Read the records and gather each line that includes "name".

## [MATERIAL PROVIDED]
*-*-*
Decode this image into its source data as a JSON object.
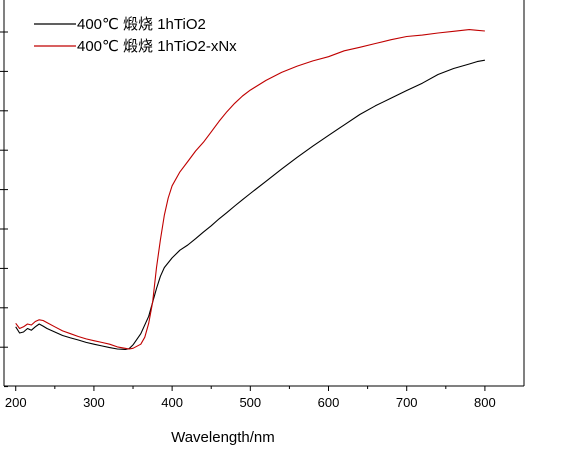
{
  "chart_data": {
    "type": "line",
    "title": "",
    "xlabel": "Wavelength/nm",
    "ylabel": "",
    "xlim": [
      185,
      850
    ],
    "ylim": [
      0,
      100
    ],
    "xticks": [
      200,
      300,
      400,
      500,
      600,
      700,
      800
    ],
    "yticks_shown_as_marks_only": true,
    "grid": false,
    "legend_position": "top-left",
    "series": [
      {
        "name": "400℃ 煅烧 1hTiO2",
        "color": "#000000",
        "points": [
          [
            200,
            13.0
          ],
          [
            205,
            11.2
          ],
          [
            210,
            11.5
          ],
          [
            215,
            12.5
          ],
          [
            220,
            12.0
          ],
          [
            225,
            13.0
          ],
          [
            230,
            13.8
          ],
          [
            235,
            13.2
          ],
          [
            240,
            12.5
          ],
          [
            250,
            11.5
          ],
          [
            260,
            10.5
          ],
          [
            270,
            9.8
          ],
          [
            280,
            9.2
          ],
          [
            290,
            8.5
          ],
          [
            300,
            8.0
          ],
          [
            310,
            7.5
          ],
          [
            320,
            7.0
          ],
          [
            330,
            6.6
          ],
          [
            340,
            6.5
          ],
          [
            345,
            6.7
          ],
          [
            350,
            7.8
          ],
          [
            360,
            11.0
          ],
          [
            370,
            16.0
          ],
          [
            375,
            20.0
          ],
          [
            380,
            24.0
          ],
          [
            385,
            27.5
          ],
          [
            390,
            30.0
          ],
          [
            400,
            32.8
          ],
          [
            410,
            35.0
          ],
          [
            420,
            36.5
          ],
          [
            430,
            38.3
          ],
          [
            440,
            40.2
          ],
          [
            450,
            42.0
          ],
          [
            460,
            44.0
          ],
          [
            470,
            45.8
          ],
          [
            480,
            47.7
          ],
          [
            490,
            49.5
          ],
          [
            500,
            51.3
          ],
          [
            520,
            54.8
          ],
          [
            540,
            58.3
          ],
          [
            560,
            61.7
          ],
          [
            580,
            64.9
          ],
          [
            600,
            68.0
          ],
          [
            620,
            71.0
          ],
          [
            640,
            74.0
          ],
          [
            660,
            76.5
          ],
          [
            680,
            78.7
          ],
          [
            700,
            80.9
          ],
          [
            720,
            83.0
          ],
          [
            740,
            85.5
          ],
          [
            760,
            87.2
          ],
          [
            780,
            88.5
          ],
          [
            790,
            89.2
          ],
          [
            800,
            89.6
          ]
        ]
      },
      {
        "name": "400℃ 煅烧 1hTiO2-xNx",
        "color": "#c00000",
        "points": [
          [
            200,
            14.0
          ],
          [
            205,
            12.5
          ],
          [
            210,
            13.0
          ],
          [
            215,
            13.8
          ],
          [
            220,
            13.5
          ],
          [
            225,
            14.5
          ],
          [
            230,
            15.0
          ],
          [
            235,
            14.8
          ],
          [
            240,
            14.2
          ],
          [
            250,
            13.0
          ],
          [
            260,
            11.8
          ],
          [
            270,
            11.0
          ],
          [
            280,
            10.2
          ],
          [
            290,
            9.5
          ],
          [
            300,
            9.0
          ],
          [
            310,
            8.5
          ],
          [
            320,
            8.0
          ],
          [
            330,
            7.2
          ],
          [
            340,
            6.8
          ],
          [
            345,
            6.6
          ],
          [
            350,
            6.8
          ],
          [
            360,
            8.0
          ],
          [
            365,
            10.0
          ],
          [
            370,
            14.0
          ],
          [
            375,
            20.0
          ],
          [
            380,
            30.0
          ],
          [
            385,
            38.0
          ],
          [
            390,
            45.0
          ],
          [
            395,
            50.0
          ],
          [
            400,
            53.5
          ],
          [
            410,
            57.5
          ],
          [
            420,
            60.5
          ],
          [
            430,
            63.5
          ],
          [
            440,
            66.0
          ],
          [
            450,
            69.0
          ],
          [
            460,
            72.0
          ],
          [
            470,
            74.8
          ],
          [
            480,
            77.2
          ],
          [
            490,
            79.3
          ],
          [
            500,
            81.0
          ],
          [
            520,
            83.8
          ],
          [
            540,
            86.1
          ],
          [
            560,
            87.9
          ],
          [
            580,
            89.4
          ],
          [
            600,
            90.6
          ],
          [
            620,
            92.3
          ],
          [
            640,
            93.3
          ],
          [
            660,
            94.4
          ],
          [
            680,
            95.5
          ],
          [
            700,
            96.4
          ],
          [
            720,
            96.8
          ],
          [
            740,
            97.4
          ],
          [
            760,
            97.9
          ],
          [
            780,
            98.4
          ],
          [
            790,
            98.2
          ],
          [
            800,
            98.0
          ]
        ]
      }
    ]
  }
}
*-*-*
## [SOLUTION FOR THIS TASK]
        "name": "400℃ 煅烧 1hTiO2",
        "name": "400℃ 煅烧 1hTiO2-xNx",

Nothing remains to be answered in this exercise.